Records to use »
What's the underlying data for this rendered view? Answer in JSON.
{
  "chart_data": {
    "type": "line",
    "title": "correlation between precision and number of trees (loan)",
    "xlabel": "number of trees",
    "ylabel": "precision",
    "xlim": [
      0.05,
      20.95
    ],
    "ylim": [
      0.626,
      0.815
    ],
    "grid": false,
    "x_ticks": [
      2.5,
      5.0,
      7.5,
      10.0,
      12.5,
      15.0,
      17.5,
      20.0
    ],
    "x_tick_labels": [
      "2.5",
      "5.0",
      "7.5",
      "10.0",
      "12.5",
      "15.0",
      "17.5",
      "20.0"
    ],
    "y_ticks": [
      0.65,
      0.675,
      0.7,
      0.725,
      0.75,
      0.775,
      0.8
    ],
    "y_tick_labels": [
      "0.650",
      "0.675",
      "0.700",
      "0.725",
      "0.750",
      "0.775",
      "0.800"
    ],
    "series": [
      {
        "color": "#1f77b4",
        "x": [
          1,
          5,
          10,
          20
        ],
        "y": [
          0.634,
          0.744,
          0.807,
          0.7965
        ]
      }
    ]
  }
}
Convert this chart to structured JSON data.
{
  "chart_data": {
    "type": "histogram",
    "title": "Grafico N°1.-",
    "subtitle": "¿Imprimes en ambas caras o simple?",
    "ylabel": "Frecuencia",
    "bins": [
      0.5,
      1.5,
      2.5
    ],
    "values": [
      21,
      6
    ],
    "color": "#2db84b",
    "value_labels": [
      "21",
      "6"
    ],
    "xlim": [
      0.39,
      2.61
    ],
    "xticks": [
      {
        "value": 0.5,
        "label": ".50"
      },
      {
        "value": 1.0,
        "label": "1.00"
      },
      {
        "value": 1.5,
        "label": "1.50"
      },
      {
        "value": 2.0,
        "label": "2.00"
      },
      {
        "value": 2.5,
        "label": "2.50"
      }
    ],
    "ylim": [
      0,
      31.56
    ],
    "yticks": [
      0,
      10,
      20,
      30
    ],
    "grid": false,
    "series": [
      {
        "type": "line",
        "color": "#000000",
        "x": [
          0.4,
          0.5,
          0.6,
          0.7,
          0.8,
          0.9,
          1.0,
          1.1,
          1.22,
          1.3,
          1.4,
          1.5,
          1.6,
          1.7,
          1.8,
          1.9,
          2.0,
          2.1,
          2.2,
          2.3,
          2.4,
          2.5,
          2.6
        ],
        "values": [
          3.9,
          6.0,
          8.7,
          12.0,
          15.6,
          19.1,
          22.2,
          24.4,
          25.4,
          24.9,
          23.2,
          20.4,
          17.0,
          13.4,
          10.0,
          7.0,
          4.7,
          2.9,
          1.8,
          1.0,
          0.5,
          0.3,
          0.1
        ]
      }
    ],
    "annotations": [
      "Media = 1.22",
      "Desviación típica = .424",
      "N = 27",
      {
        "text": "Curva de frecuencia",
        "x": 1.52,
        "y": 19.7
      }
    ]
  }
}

Stated goal » Reproduce only the lines running from the one that contains "Convert this chart to structured JSON data." to the last line of the records.

Result »
Convert this chart to structured JSON data.
{
  "chart_data": {
    "type": "histogram",
    "title": "Grafico N°1.-",
    "subtitle": "¿Imprimes en ambas caras o simple?",
    "ylabel": "Frecuencia",
    "bins": [
      0.5,
      1.5,
      2.5
    ],
    "values": [
      21,
      6
    ],
    "color": "#2db84b",
    "value_labels": [
      "21",
      "6"
    ],
    "xlim": [
      0.39,
      2.61
    ],
    "xticks": [
      {
        "value": 0.5,
        "label": ".50"
      },
      {
        "value": 1.0,
        "label": "1.00"
      },
      {
        "value": 1.5,
        "label": "1.50"
      },
      {
        "value": 2.0,
        "label": "2.00"
      },
      {
        "value": 2.5,
        "label": "2.50"
      }
    ],
    "ylim": [
      0,
      31.56
    ],
    "yticks": [
      0,
      10,
      20,
      30
    ],
    "grid": false,
    "series": [
      {
        "type": "line",
        "color": "#000000",
        "x": [
          0.4,
          0.5,
          0.6,
          0.7,
          0.8,
          0.9,
          1.0,
          1.1,
          1.22,
          1.3,
          1.4,
          1.5,
          1.6,
          1.7,
          1.8,
          1.9,
          2.0,
          2.1,
          2.2,
          2.3,
          2.4,
          2.5,
          2.6
        ],
        "values": [
          3.9,
          6.0,
          8.7,
          12.0,
          15.6,
          19.1,
          22.2,
          24.4,
          25.4,
          24.9,
          23.2,
          20.4,
          17.0,
          13.4,
          10.0,
          7.0,
          4.7,
          2.9,
          1.8,
          1.0,
          0.5,
          0.3,
          0.1
        ]
      }
    ],
    "annotations": [
      "Media = 1.22",
      "Desviación típica = .424",
      "N = 27",
      {
        "text": "Curva de frecuencia",
        "x": 1.52,
        "y": 19.7
      }
    ]
  }
}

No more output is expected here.